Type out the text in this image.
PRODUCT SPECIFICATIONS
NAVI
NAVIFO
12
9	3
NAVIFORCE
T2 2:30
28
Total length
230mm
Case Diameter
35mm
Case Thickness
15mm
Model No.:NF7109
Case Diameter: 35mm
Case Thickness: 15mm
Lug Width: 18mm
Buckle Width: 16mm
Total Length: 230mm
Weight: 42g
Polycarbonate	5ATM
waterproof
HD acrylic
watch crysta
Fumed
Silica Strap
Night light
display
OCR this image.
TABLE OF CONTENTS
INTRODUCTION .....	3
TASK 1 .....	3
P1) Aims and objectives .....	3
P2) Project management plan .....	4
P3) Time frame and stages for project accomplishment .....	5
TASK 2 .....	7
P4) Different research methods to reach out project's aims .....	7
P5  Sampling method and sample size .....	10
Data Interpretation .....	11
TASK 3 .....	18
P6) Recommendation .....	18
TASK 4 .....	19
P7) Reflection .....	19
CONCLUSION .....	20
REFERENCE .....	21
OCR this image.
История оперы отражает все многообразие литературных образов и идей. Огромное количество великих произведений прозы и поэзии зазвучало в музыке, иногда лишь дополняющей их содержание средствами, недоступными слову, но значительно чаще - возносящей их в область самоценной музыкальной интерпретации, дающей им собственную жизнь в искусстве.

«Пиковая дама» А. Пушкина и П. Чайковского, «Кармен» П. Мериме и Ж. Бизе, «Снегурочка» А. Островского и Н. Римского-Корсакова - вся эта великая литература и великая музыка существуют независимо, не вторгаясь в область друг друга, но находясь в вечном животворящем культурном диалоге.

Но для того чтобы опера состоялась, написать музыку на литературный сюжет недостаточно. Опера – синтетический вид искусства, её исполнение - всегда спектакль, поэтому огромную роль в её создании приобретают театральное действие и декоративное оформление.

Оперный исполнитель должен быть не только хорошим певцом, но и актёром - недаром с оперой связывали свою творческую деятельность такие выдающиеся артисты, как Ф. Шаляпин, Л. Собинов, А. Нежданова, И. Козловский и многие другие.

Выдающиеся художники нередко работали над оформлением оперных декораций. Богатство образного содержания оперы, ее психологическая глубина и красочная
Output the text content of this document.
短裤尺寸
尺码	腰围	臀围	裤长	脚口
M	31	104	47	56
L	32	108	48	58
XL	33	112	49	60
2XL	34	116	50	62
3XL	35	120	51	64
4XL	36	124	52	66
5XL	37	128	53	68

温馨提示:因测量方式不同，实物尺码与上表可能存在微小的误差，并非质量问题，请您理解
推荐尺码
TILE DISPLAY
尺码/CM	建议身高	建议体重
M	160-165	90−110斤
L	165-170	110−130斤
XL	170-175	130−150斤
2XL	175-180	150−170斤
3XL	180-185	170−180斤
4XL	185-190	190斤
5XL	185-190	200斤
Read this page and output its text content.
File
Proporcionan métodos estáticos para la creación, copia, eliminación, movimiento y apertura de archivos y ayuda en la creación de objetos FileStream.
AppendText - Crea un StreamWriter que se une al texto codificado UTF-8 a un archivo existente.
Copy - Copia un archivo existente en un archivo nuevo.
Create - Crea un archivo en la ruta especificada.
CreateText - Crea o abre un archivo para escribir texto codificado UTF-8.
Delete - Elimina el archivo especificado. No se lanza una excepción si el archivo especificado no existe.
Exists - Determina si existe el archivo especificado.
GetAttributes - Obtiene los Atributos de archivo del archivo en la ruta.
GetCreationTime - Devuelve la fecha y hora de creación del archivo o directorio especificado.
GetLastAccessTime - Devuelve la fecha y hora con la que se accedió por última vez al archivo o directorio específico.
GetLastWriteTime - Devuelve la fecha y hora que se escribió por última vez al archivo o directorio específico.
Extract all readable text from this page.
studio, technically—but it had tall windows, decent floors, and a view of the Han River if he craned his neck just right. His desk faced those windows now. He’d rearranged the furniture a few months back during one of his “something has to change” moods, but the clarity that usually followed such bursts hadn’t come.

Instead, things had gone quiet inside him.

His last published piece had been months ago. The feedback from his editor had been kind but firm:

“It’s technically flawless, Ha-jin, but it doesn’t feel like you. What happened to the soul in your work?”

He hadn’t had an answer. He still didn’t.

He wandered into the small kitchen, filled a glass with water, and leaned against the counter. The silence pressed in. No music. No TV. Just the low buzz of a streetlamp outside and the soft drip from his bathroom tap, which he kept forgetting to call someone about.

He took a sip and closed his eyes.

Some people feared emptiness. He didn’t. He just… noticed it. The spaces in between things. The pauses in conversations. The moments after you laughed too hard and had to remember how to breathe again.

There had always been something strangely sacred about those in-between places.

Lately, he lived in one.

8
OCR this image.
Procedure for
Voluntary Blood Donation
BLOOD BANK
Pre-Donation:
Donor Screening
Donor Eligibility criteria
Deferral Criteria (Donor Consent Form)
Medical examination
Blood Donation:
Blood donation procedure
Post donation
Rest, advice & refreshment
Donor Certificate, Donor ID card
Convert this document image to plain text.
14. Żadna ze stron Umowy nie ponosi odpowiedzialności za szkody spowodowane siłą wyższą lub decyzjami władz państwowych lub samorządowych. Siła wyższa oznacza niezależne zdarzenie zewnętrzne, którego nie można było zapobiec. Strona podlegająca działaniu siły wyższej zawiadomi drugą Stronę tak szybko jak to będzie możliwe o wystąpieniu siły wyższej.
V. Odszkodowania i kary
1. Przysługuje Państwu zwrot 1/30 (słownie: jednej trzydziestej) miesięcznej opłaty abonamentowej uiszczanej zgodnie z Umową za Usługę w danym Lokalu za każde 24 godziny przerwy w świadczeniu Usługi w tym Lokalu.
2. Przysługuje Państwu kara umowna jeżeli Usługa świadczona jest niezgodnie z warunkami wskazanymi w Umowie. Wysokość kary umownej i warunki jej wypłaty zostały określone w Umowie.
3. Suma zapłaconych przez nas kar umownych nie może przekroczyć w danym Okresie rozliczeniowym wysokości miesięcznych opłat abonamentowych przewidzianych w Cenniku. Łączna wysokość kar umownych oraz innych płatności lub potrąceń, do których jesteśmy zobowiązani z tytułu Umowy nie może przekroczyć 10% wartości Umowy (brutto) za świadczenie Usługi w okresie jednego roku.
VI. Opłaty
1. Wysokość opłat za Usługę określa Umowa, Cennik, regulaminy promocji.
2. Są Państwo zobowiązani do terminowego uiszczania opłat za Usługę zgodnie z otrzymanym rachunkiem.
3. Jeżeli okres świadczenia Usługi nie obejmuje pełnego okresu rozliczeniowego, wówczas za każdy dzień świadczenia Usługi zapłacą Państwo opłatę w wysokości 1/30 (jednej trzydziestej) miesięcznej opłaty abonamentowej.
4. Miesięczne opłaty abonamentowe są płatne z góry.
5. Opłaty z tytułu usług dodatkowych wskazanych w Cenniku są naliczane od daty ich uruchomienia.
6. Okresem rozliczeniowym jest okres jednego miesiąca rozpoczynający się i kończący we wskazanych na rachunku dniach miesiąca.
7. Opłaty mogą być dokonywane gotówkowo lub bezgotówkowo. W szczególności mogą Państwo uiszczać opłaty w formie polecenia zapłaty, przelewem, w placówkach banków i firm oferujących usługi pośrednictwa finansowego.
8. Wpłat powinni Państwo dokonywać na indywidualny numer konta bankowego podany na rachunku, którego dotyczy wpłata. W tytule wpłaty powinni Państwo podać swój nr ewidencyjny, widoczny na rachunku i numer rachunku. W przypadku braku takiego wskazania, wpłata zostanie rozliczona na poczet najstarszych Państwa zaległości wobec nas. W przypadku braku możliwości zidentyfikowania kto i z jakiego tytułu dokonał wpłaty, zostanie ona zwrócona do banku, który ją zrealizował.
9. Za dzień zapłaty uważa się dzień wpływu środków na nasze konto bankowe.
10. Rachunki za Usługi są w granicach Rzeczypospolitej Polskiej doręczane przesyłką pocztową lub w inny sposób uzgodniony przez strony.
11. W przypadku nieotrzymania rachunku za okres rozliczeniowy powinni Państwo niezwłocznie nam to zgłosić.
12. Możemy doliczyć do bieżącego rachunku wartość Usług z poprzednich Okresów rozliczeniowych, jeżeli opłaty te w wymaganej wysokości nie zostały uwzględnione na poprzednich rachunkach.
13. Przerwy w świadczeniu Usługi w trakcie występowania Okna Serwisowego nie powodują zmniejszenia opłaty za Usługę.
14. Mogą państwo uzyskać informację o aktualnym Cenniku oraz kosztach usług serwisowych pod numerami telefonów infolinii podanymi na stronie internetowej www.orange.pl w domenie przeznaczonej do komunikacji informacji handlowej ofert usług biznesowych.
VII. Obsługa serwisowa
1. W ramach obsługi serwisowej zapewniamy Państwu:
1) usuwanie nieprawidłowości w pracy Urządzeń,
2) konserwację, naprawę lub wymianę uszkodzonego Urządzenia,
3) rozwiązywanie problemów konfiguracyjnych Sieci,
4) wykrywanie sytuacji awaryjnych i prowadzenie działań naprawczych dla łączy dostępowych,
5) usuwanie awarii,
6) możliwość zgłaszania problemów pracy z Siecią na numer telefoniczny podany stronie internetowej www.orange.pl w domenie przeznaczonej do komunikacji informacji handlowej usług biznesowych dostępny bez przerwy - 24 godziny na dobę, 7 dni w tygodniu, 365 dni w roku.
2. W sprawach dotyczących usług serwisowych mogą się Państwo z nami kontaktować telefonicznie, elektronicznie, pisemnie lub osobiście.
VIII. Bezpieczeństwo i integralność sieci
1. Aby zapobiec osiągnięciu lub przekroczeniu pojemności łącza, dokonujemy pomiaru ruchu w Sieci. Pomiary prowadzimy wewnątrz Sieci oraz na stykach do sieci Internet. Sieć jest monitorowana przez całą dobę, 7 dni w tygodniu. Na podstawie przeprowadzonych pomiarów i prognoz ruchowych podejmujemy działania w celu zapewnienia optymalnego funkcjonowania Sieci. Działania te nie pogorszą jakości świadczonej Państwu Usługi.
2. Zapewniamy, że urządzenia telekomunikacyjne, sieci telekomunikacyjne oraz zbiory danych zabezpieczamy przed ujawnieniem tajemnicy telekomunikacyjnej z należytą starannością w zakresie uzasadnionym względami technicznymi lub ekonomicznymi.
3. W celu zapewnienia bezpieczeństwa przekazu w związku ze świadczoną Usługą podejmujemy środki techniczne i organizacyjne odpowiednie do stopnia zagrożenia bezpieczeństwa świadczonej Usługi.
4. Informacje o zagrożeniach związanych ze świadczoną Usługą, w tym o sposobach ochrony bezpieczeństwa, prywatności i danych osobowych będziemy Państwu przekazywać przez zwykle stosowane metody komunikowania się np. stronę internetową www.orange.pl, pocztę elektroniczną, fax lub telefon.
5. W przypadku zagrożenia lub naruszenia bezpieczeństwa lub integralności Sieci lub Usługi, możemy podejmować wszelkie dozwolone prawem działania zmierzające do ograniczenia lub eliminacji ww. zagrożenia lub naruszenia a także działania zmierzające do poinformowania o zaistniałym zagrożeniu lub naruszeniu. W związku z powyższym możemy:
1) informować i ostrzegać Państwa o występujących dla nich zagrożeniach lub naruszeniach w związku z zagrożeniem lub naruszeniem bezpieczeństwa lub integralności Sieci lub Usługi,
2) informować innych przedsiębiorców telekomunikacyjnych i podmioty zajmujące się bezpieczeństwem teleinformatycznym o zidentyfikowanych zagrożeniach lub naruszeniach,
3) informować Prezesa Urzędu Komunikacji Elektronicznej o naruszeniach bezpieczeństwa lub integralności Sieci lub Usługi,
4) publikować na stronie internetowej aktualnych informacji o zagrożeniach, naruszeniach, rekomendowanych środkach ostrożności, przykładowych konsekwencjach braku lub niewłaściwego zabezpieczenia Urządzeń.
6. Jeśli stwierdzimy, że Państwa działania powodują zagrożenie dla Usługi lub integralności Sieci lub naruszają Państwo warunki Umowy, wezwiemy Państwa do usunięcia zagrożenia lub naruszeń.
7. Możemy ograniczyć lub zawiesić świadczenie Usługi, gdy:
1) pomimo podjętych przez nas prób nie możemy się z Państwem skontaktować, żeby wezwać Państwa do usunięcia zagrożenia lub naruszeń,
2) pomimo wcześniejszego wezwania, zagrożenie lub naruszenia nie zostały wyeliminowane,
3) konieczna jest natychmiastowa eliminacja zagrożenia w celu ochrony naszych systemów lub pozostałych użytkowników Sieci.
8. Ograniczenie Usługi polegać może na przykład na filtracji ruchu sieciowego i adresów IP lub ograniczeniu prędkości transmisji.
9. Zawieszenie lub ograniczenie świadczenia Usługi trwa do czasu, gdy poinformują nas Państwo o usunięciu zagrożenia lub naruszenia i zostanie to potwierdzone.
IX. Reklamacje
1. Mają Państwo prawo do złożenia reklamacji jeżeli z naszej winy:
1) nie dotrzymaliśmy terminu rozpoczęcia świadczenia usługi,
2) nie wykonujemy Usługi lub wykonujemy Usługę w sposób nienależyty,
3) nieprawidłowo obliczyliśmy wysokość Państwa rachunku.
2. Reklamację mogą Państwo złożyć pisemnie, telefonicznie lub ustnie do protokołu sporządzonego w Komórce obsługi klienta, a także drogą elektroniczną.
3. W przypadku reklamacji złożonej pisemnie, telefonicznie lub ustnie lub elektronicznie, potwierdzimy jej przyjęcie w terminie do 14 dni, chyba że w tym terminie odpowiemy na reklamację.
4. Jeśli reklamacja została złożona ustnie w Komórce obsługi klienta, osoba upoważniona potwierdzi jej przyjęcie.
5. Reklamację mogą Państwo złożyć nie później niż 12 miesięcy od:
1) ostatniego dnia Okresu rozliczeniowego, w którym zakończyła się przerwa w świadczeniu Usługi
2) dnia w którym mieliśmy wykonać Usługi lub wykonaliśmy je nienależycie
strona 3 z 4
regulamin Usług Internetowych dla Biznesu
══════════════════════════════
## DESCRIPTION OF THE TASK
Copy and report every line where the word "abonamentowej" is present.

## REPLY
1. Przysługuje Państwu zwrot 1/30 (słownie: jednej trzydziestej) miesięcznej opłaty abonamentowej uiszczanej zgodnie z Umową za Usługę w danym Lokalu za każde 24 godziny przerwy w świadczeniu Usługi w tym Lokalu.
3. Jeżeli okres świadczenia Usługi nie obejmuje pełnego okresu rozliczeniowego, wówczas za każdy dzień świadczenia Usługi zapłacą Państwo opłatę w wysokości 1/30 (jednej trzydziestej) miesięcznej opłaty abonamentowej.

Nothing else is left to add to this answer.